━━ TASK INPUT

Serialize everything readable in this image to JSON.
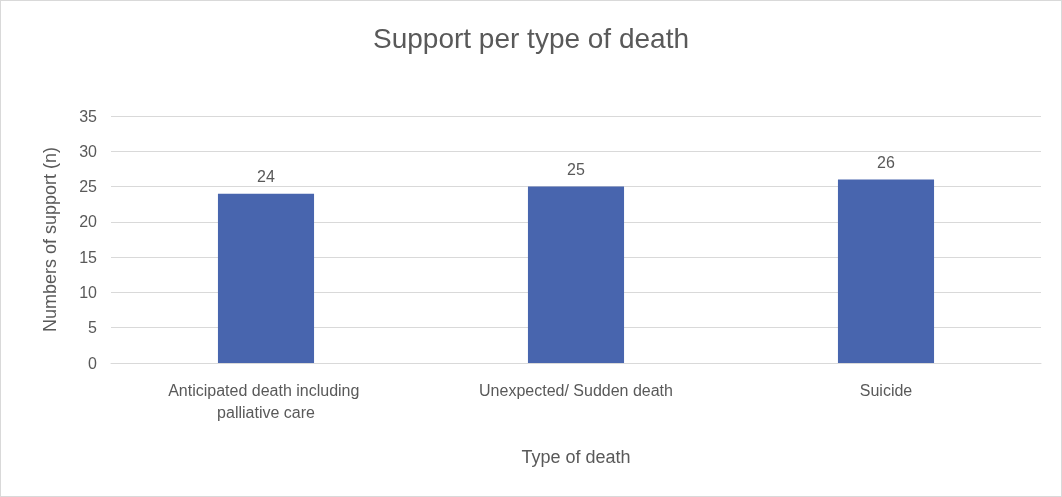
{
  "chart_data": {
    "type": "bar",
    "title": "Support per type of death",
    "xlabel": "Type of death",
    "ylabel": "Numbers of support (n)",
    "categories": [
      "Anticipated death including palliative care",
      "Unexpected/ Sudden death",
      "Suicide"
    ],
    "values": [
      24,
      25,
      26
    ],
    "color": "#4865ae",
    "ylim": [
      0,
      35
    ],
    "yticks": [
      0,
      5,
      10,
      15,
      20,
      25,
      30,
      35
    ],
    "grid": "y",
    "data_labels": true
  }
}
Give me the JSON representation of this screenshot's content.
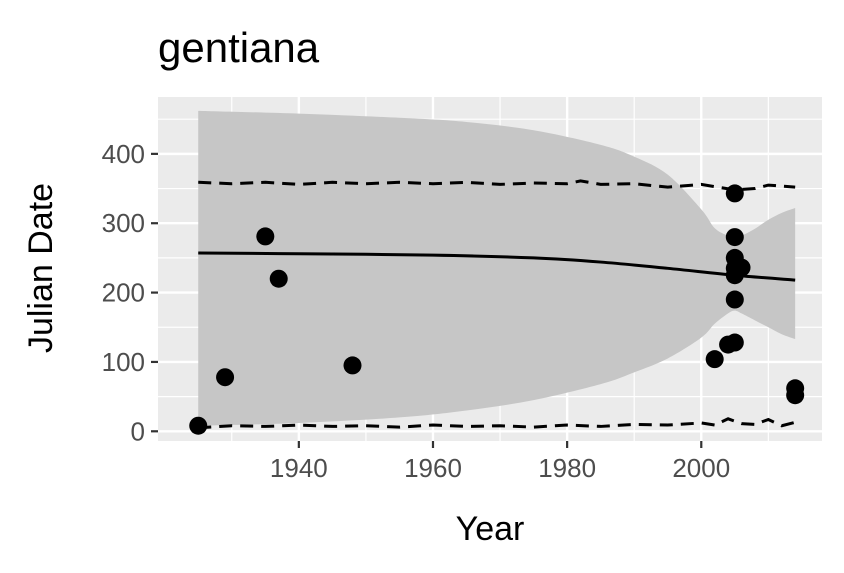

━━━━

> _WHAT THE TASK REQUIRES_: Do not include the images; transcribe the rest of the listing exactly.

> _RESULT OF THIS TASK_:
Serialize everything readable in this image to JSON.
{
  "chart_data": {
    "type": "bar",
    "title": "Support per type of death",
    "xlabel": "Type of death",
    "ylabel": "Numbers of support (n)",
    "categories": [
      "Anticipated death including palliative care",
      "Unexpected/ Sudden death",
      "Suicide"
    ],
    "values": [
      24,
      25,
      26
    ],
    "color": "#4865ae",
    "ylim": [
      0,
      35
    ],
    "yticks": [
      0,
      5,
      10,
      15,
      20,
      25,
      30,
      35
    ],
    "grid": "y",
    "data_labels": true
  }
}
Give me the JSON representation of this screenshot's content.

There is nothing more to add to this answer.